■ **Exercise task**: Transcribe the portion of the memorial poem starting with "But our weeping" and going on through "on sorrow's wave.".

■ **Text**:
/---
But our weeping does not wake thee
From thy sound and stirless sleep ;—
And our wailings do not break thy
Long death-slumber calm and deep.
But the while our tears are flowing
Ever on thy peaceful grave,—
Tempests wild around are blowing,
Tossing us on sorrow's wave.

And the while grief's showers are falling
Fast upon thy quiet head,—

A low voice is ever calling,

"Ye are hasting to your dead.
DEATH will end your bitter mourning,
Still your quickly throbbing breast,
Hush your spirit's ceaseless yearning
Into deep, unbroken rest."

Rest thee then, thou faded blossom,
While the storms are fleeting by ;—
In thy mother earth's green bosom,
Close in sleep thy wearied eye.
Angels bright their way are winging,

Round thy grave to watch thee, love;—

O'er thee voices sweet are singing,—

Singing, "Rest thee, rest thee, love!"

Tributes.

"Weep not for her! Her memory is the shrine

Of pleasing thoughts, soft as the scent of flowers,
Calm as on windless eve the sun's decline,

Sweet as the song of birds among the flowers,
Rich as a rainbow with its hues of light,

Pure as the moonshine of an autumn night;
Weep not for her!"

"Rise, said the master, come unto the feast;
She heard the call and came with willing feet,
But thinking it not otherwise than meet
For such a bidding, to put on her best,
She is gone from us for a few short hours
Into her bridal-closet, there to wait
For the unfolding of the palace-gate,

That gives her entrance to the blissful bowers.
\---
[Layout records]
/---
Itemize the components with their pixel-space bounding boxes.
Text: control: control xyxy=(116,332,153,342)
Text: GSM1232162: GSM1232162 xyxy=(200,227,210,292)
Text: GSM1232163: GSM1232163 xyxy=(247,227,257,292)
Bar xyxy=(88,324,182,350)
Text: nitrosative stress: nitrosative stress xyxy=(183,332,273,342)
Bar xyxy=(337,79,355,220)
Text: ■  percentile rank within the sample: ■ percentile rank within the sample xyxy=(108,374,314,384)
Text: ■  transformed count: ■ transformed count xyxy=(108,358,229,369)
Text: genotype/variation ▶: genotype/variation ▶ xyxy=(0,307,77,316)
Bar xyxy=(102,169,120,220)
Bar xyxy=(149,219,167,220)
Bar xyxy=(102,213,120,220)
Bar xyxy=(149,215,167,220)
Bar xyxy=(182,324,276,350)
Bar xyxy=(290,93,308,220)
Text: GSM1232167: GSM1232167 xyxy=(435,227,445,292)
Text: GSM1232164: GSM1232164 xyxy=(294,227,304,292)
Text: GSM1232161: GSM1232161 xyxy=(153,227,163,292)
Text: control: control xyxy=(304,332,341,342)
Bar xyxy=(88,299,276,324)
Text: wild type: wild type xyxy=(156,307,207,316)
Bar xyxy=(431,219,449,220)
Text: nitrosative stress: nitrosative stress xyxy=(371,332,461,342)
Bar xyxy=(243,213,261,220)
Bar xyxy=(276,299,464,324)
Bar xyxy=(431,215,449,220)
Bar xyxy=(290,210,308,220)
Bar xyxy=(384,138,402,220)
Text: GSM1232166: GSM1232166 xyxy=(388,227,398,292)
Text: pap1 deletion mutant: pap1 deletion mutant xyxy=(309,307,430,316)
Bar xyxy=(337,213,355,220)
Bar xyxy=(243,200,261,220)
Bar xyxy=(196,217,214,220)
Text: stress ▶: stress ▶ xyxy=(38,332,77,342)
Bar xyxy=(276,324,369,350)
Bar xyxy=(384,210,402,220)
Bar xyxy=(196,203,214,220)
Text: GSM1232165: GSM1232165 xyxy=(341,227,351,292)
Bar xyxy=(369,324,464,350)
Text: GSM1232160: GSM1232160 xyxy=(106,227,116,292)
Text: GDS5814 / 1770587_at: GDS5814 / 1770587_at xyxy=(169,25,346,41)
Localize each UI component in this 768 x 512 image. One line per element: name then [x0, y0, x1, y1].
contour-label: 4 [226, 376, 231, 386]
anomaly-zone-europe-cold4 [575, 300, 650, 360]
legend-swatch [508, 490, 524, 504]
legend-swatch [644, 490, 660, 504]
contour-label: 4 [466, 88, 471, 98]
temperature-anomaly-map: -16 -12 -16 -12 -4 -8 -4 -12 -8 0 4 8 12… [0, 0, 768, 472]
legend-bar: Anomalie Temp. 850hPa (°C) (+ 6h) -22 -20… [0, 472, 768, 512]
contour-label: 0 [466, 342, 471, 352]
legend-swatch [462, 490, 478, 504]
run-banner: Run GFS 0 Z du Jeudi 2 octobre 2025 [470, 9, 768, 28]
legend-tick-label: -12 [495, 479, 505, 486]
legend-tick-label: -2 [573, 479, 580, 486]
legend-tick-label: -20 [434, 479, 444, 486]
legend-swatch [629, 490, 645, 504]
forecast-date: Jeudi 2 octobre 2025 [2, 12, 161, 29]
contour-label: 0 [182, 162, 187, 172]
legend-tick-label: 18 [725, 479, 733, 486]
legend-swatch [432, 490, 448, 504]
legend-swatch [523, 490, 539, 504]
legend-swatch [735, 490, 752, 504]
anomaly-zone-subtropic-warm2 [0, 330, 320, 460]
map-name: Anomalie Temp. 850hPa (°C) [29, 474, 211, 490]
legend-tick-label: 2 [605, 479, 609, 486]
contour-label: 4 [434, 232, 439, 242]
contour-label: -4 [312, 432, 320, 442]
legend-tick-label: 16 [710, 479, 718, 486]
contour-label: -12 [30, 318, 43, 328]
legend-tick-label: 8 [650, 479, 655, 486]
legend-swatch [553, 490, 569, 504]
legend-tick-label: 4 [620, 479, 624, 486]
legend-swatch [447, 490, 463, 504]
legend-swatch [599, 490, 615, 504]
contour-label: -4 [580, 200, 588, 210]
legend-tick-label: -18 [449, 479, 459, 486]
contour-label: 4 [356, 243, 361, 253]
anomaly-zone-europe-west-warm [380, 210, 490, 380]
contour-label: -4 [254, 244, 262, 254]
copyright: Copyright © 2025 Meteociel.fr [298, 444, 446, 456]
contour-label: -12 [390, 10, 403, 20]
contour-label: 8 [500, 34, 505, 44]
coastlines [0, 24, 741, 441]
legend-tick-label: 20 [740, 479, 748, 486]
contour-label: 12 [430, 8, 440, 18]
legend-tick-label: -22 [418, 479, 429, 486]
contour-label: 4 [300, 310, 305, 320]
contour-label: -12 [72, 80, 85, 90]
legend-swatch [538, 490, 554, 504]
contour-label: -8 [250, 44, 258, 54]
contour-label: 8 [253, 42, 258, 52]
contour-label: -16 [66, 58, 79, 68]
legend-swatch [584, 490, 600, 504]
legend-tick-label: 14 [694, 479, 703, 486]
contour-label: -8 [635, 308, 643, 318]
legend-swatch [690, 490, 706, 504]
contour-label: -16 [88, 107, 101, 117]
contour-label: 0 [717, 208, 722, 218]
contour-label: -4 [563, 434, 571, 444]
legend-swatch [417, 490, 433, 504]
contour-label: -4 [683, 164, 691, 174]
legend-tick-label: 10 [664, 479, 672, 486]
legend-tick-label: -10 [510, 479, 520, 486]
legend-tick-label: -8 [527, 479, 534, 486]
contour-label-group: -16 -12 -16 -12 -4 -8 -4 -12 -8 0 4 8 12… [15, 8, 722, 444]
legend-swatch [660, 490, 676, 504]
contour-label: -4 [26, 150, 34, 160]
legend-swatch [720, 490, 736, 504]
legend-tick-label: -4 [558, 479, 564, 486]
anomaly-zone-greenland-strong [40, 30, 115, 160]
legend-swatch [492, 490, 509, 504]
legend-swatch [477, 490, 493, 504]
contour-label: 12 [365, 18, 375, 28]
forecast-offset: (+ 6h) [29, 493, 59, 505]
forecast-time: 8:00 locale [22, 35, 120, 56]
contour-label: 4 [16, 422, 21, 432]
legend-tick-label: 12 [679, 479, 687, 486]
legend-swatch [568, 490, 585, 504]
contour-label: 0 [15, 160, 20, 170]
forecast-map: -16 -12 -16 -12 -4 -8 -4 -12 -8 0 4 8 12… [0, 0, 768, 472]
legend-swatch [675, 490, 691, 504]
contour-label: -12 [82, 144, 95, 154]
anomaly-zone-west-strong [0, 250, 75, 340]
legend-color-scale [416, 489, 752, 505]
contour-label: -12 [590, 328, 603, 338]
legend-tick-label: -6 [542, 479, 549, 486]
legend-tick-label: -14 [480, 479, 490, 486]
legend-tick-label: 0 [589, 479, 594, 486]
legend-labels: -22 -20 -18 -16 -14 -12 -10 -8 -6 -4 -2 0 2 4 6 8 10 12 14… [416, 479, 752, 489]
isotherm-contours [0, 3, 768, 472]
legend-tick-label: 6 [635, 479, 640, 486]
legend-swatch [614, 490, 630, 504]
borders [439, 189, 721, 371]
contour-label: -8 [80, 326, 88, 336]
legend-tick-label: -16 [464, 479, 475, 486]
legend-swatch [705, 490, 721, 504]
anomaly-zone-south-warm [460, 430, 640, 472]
\---
■ **Result**:
But our weeping does not wake thee
From thy sound and stirless sleep ;—
And our wailings do not break thy
Long death-slumber calm and deep.
But the while our tears are flowing
Ever on thy peaceful grave,—
Tempests wild around are blowing,
Tossing us on sorrow's wave.